[Start of Records to use]

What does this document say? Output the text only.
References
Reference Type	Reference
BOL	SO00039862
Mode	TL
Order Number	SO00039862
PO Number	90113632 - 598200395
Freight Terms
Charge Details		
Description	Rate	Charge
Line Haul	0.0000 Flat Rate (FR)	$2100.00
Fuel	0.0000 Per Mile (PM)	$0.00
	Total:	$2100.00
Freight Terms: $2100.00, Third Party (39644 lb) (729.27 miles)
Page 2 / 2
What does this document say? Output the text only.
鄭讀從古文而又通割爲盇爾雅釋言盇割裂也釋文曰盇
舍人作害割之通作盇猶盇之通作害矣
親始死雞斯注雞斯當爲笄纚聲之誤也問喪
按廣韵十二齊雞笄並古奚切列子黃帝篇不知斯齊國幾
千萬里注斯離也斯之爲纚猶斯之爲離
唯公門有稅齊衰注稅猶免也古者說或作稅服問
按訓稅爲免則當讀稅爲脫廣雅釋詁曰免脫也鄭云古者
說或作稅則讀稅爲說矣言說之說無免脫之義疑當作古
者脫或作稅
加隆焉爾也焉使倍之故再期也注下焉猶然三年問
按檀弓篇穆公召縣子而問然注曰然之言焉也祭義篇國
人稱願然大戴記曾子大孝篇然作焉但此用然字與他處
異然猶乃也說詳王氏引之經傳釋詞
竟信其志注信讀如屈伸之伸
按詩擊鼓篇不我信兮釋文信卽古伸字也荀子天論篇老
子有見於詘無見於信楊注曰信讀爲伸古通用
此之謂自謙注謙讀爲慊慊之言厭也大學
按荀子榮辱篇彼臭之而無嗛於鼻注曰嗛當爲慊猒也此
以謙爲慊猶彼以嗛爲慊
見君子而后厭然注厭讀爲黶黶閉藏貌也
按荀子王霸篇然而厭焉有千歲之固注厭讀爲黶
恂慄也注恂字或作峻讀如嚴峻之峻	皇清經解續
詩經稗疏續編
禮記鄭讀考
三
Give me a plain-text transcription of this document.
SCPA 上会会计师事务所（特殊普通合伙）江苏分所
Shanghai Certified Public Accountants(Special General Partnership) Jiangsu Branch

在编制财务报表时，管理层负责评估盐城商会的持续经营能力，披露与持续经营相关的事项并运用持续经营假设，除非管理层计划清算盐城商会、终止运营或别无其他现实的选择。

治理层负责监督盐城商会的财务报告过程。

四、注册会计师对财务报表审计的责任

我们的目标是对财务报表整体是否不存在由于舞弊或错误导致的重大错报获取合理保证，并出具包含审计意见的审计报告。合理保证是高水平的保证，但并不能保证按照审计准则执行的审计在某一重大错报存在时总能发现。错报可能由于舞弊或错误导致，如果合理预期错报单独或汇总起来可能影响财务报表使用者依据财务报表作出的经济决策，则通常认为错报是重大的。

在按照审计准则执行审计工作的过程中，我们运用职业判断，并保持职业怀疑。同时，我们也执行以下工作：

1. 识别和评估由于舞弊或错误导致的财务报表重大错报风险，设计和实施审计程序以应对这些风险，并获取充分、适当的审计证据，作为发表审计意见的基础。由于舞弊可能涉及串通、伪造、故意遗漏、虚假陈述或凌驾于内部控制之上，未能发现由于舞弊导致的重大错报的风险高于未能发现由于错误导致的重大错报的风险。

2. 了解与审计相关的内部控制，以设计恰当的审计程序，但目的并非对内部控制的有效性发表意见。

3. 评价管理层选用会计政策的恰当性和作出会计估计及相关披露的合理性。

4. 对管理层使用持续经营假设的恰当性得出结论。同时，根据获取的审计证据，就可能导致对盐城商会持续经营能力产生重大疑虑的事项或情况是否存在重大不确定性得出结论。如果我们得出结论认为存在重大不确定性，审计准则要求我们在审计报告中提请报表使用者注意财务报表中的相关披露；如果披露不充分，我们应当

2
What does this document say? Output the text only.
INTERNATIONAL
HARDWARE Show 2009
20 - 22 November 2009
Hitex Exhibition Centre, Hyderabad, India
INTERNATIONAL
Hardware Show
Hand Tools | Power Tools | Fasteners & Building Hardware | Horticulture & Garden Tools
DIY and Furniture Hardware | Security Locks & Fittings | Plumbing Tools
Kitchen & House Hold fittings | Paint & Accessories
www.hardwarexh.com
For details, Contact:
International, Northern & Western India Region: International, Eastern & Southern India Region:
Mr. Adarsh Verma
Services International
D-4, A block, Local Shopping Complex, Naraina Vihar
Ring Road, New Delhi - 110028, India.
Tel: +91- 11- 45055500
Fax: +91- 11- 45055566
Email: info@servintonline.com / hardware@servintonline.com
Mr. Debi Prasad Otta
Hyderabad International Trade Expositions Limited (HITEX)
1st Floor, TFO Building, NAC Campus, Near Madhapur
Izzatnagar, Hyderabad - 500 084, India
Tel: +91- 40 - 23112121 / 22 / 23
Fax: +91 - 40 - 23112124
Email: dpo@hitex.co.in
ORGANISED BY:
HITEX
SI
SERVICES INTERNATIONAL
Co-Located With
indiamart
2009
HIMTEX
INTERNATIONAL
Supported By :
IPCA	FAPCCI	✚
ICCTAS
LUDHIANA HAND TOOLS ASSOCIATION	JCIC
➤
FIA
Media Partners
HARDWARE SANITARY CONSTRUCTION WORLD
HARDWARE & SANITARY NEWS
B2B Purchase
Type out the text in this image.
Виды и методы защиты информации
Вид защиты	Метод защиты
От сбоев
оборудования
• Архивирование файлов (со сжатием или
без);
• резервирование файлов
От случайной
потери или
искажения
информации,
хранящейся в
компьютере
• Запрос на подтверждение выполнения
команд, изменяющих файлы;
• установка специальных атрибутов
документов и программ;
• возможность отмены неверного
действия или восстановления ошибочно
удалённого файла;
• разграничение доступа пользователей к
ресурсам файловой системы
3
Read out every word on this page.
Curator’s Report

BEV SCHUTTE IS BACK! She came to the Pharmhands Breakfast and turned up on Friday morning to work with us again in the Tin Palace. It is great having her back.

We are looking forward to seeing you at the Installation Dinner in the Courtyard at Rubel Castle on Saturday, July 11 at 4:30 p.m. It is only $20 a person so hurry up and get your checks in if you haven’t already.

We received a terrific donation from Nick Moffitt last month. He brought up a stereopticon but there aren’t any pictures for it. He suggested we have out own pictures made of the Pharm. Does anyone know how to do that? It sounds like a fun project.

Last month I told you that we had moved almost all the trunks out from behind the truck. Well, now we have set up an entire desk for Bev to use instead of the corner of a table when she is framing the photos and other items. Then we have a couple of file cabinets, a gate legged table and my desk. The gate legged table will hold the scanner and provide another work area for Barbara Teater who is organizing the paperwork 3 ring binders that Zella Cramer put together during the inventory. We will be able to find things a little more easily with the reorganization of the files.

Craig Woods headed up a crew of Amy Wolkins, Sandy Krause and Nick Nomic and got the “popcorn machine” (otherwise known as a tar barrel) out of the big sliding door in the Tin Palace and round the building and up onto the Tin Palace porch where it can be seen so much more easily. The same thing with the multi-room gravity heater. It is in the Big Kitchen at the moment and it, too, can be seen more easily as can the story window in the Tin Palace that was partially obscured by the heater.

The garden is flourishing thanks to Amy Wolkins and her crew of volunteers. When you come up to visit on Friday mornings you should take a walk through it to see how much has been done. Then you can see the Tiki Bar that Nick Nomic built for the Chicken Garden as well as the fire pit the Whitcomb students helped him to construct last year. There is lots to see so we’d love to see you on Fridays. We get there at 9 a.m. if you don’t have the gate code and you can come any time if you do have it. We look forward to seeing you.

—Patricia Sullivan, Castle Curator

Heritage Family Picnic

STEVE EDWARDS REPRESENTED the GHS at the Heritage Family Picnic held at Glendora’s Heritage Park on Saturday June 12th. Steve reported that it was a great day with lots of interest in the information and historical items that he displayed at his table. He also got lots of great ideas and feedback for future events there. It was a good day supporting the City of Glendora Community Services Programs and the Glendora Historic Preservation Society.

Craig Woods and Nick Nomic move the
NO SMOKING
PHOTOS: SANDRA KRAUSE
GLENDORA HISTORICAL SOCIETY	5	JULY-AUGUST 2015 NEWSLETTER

[End of Records to use]

• Task requirements
Scan the material above for the word "lots". Copy each line where it occurs.

• Result for this task
The garden is flourishing thanks to Amy Wolkins and her crew of volunteers. When you come up to visit on Friday mornings you should take a walk through it to see how much has been done. Then you can see the Tiki Bar that Nick Nomic built for the Chicken Garden as well as the fire pit the Whitcomb students helped him to construct last year. There is lots to see so we’d love to see you on Fridays. We get there at 9 a.m. if you don’t have the gate code and you can come any time if you do have it. We look forward to seeing you.
STEVE EDWARDS REPRESENTED the GHS at the Heritage Family Picnic held at Glendora’s Heritage Park on Saturday June 12th. Steve reported that it was a great day with lots of interest in the information and historical items that he displayed at his table. He also got lots of great ideas and feedback for future events there. It was a good day supporting the City of Glendora Community Services Programs and the Glendora Historic Preservation Society.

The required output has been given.